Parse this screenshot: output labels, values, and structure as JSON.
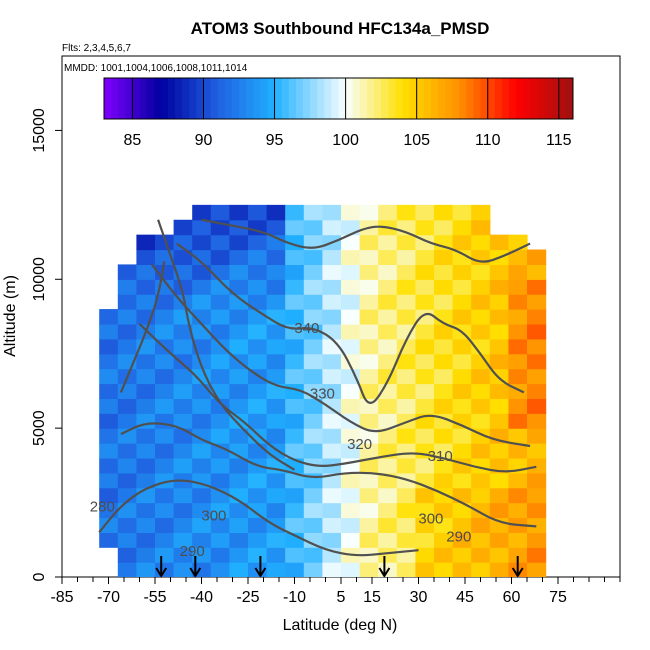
{
  "chart_data": {
    "type": "heatmap",
    "title": "ATOM3 Southbound HFC134a_PMSD",
    "flights_note": "Flts: 2,3,4,5,6,7",
    "dates_note": "MMDD: 1001,1004,1006,1008,1011,1014",
    "xlabel": "Latitude (deg N)",
    "ylabel": "Altitude (m)",
    "xlim": [
      -85,
      95
    ],
    "ylim": [
      0,
      17500
    ],
    "x_ticks_labeled": [
      -85,
      -70,
      -55,
      -40,
      -25,
      -10,
      5,
      15,
      30,
      45,
      60,
      75
    ],
    "y_ticks_labeled": [
      0,
      5000,
      10000,
      15000
    ],
    "colorbar": {
      "range": [
        83,
        116
      ],
      "ticks": [
        85,
        90,
        95,
        100,
        105,
        110,
        115
      ],
      "colors": [
        "#8000ff",
        "#0000a0",
        "#2060e0",
        "#20b0ff",
        "#f8ffff",
        "#ffe000",
        "#ff9000",
        "#ff0000",
        "#a01010"
      ]
    },
    "contour_labels": [
      {
        "text": "340",
        "lat": -6,
        "alt": 8200
      },
      {
        "text": "330",
        "lat": -1,
        "alt": 6000
      },
      {
        "text": "320",
        "lat": 11,
        "alt": 4300
      },
      {
        "text": "310",
        "lat": 37,
        "alt": 3900
      },
      {
        "text": "300",
        "lat": 34,
        "alt": 1800
      },
      {
        "text": "290",
        "lat": 43,
        "alt": 1200
      },
      {
        "text": "300",
        "lat": -36,
        "alt": 1900
      },
      {
        "text": "280",
        "lat": -72,
        "alt": 2200
      },
      {
        "text": "290",
        "lat": -43,
        "alt": 700
      }
    ],
    "flight_markers_lat": [
      -53,
      -42,
      -21,
      19,
      62
    ],
    "field": {
      "lat_bins": [
        -70,
        -64,
        -58,
        -52,
        -46,
        -40,
        -34,
        -28,
        -22,
        -16,
        -10,
        -4,
        2,
        8,
        14,
        20,
        26,
        32,
        38,
        44,
        50,
        56,
        62,
        68
      ],
      "alt_bins_km": [
        0.25,
        0.75,
        1.25,
        1.75,
        2.25,
        2.75,
        3.25,
        3.75,
        4.25,
        4.75,
        5.25,
        5.75,
        6.25,
        6.75,
        7.25,
        7.75,
        8.25,
        8.75,
        9.25,
        9.75,
        10.25,
        10.75,
        11.25,
        11.75,
        12.25
      ],
      "note": "values are the HFC134a_PMSD colour level of each cell"
    }
  }
}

» Objective
Transcribe the records verbatim and omit the images.

» Exercise answer
Parse this screenshot: output labels, values, and structure as JSON.
{
  "chart_data": {
    "type": "heatmap",
    "title": "ATOM3 Southbound HFC134a_PMSD",
    "flights_note": "Flts: 2,3,4,5,6,7",
    "dates_note": "MMDD: 1001,1004,1006,1008,1011,1014",
    "xlabel": "Latitude (deg N)",
    "ylabel": "Altitude (m)",
    "xlim": [
      -85,
      95
    ],
    "ylim": [
      0,
      17500
    ],
    "x_ticks_labeled": [
      -85,
      -70,
      -55,
      -40,
      -25,
      -10,
      5,
      15,
      30,
      45,
      60,
      75
    ],
    "y_ticks_labeled": [
      0,
      5000,
      10000,
      15000
    ],
    "colorbar": {
      "range": [
        83,
        116
      ],
      "ticks": [
        85,
        90,
        95,
        100,
        105,
        110,
        115
      ],
      "colors": [
        "#8000ff",
        "#0000a0",
        "#2060e0",
        "#20b0ff",
        "#f8ffff",
        "#ffe000",
        "#ff9000",
        "#ff0000",
        "#a01010"
      ]
    },
    "contour_labels": [
      {
        "text": "340",
        "lat": -6,
        "alt": 8200
      },
      {
        "text": "330",
        "lat": -1,
        "alt": 6000
      },
      {
        "text": "320",
        "lat": 11,
        "alt": 4300
      },
      {
        "text": "310",
        "lat": 37,
        "alt": 3900
      },
      {
        "text": "300",
        "lat": 34,
        "alt": 1800
      },
      {
        "text": "290",
        "lat": 43,
        "alt": 1200
      },
      {
        "text": "300",
        "lat": -36,
        "alt": 1900
      },
      {
        "text": "280",
        "lat": -72,
        "alt": 2200
      },
      {
        "text": "290",
        "lat": -43,
        "alt": 700
      }
    ],
    "flight_markers_lat": [
      -53,
      -42,
      -21,
      19,
      62
    ],
    "field": {
      "lat_bins": [
        -70,
        -64,
        -58,
        -52,
        -46,
        -40,
        -34,
        -28,
        -22,
        -16,
        -10,
        -4,
        2,
        8,
        14,
        20,
        26,
        32,
        38,
        44,
        50,
        56,
        62,
        68
      ],
      "alt_bins_km": [
        0.25,
        0.75,
        1.25,
        1.75,
        2.25,
        2.75,
        3.25,
        3.75,
        4.25,
        4.75,
        5.25,
        5.75,
        6.25,
        6.75,
        7.25,
        7.75,
        8.25,
        8.75,
        9.25,
        9.75,
        10.25,
        10.75,
        11.25,
        11.75,
        12.25
      ],
      "note": "values are the HFC134a_PMSD colour level of each cell"
    }
  }
}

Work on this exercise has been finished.